### INFORMATION PROVIDED
──────────
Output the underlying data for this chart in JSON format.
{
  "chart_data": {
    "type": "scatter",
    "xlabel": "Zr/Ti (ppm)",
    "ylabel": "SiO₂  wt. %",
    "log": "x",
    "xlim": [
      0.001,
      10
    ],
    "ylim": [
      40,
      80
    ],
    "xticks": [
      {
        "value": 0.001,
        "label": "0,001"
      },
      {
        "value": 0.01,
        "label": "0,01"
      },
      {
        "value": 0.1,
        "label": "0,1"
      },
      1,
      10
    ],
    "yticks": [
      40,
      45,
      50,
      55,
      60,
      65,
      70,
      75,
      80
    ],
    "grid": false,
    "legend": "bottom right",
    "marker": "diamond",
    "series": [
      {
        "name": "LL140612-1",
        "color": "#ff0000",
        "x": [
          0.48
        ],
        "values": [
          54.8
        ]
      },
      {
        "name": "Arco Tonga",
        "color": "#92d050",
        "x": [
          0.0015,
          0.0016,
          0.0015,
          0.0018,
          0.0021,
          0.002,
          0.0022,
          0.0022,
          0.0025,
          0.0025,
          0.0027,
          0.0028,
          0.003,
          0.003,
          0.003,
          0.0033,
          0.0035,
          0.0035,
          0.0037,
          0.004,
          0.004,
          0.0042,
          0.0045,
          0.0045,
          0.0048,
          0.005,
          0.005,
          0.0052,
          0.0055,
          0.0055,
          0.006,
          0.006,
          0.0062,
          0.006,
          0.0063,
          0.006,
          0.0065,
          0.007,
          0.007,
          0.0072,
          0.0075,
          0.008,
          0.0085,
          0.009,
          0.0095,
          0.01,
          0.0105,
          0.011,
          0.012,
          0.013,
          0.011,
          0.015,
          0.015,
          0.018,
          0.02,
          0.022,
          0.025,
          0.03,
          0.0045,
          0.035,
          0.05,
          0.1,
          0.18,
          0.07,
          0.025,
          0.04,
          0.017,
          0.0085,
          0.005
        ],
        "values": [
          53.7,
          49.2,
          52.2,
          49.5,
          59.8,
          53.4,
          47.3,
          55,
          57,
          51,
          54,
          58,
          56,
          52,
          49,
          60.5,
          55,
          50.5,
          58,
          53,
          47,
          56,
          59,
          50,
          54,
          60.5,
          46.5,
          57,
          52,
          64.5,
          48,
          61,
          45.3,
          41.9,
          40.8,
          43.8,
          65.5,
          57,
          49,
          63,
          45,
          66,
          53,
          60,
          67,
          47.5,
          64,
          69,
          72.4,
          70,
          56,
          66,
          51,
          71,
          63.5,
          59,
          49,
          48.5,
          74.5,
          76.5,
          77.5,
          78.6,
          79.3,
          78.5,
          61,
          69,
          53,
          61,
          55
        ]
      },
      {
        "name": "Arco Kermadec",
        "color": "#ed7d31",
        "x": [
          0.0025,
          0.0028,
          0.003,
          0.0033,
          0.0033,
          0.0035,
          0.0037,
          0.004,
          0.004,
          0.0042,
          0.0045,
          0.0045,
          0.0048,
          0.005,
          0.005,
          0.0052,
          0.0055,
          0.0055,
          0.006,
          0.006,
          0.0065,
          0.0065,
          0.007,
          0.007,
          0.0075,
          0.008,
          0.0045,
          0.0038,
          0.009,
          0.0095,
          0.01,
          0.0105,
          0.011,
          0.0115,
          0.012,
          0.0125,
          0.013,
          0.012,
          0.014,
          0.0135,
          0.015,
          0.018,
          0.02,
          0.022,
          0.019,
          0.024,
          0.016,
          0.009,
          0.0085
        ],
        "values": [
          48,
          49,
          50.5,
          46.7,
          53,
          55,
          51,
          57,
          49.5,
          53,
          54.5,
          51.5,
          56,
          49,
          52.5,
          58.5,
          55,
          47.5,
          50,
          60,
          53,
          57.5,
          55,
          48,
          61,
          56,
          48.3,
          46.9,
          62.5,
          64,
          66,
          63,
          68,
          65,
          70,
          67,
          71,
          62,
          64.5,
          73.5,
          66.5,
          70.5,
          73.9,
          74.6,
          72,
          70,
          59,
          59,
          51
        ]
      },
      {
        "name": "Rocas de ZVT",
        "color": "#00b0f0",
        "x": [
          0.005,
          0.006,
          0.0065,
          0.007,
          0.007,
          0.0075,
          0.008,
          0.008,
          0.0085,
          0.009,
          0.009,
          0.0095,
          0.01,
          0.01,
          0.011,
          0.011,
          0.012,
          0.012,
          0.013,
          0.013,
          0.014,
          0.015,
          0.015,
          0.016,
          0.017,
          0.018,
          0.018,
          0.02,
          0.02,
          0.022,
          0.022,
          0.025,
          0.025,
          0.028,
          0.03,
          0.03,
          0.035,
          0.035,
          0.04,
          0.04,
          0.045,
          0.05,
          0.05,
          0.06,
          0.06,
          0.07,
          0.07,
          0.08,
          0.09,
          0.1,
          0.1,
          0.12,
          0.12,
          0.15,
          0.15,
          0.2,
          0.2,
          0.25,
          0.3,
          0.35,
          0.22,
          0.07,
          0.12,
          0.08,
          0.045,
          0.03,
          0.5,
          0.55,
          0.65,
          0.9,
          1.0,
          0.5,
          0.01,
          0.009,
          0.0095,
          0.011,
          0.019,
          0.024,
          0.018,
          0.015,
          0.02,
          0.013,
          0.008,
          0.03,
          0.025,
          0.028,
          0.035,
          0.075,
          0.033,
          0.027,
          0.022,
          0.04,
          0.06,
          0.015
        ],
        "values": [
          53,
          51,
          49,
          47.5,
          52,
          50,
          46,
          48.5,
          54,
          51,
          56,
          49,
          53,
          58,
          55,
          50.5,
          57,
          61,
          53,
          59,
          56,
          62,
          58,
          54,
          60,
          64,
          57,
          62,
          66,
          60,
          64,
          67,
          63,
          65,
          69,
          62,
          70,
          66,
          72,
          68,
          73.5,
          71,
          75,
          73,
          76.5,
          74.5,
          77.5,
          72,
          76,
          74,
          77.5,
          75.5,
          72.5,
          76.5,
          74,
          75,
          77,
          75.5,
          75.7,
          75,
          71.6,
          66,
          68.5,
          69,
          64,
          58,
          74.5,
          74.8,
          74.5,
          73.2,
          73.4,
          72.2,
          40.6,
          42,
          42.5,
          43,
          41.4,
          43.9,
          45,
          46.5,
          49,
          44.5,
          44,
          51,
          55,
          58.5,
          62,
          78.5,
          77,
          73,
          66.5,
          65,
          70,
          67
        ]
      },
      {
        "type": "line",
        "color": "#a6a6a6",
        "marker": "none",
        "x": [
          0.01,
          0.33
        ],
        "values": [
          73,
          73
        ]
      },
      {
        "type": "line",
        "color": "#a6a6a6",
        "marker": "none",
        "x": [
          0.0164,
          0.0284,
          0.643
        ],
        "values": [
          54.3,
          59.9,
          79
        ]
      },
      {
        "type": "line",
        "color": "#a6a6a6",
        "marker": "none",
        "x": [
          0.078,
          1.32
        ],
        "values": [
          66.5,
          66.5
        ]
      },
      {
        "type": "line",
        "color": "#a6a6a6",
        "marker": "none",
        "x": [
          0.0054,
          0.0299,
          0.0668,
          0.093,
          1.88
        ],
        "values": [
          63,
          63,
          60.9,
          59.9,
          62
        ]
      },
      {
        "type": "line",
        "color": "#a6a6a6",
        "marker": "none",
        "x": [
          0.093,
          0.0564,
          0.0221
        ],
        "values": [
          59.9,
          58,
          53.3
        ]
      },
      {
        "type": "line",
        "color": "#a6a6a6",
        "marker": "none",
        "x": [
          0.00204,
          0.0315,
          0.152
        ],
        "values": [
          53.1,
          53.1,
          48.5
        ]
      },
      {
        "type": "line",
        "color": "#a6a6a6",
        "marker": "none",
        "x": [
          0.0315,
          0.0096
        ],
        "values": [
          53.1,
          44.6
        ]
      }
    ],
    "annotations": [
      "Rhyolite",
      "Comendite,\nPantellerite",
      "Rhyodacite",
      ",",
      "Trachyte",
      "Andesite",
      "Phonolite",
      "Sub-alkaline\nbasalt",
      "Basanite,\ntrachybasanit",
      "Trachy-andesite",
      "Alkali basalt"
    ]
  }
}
──────────
### EXERCISE DETAILS
Copy out every line of the listing that includes the string "name".

### CORRECT OUTPUT
        "name": "LL140612-1",
        "name": "Arco Tonga",
        "name": "Arco Kermadec",
        "name": "Rocas de ZVT",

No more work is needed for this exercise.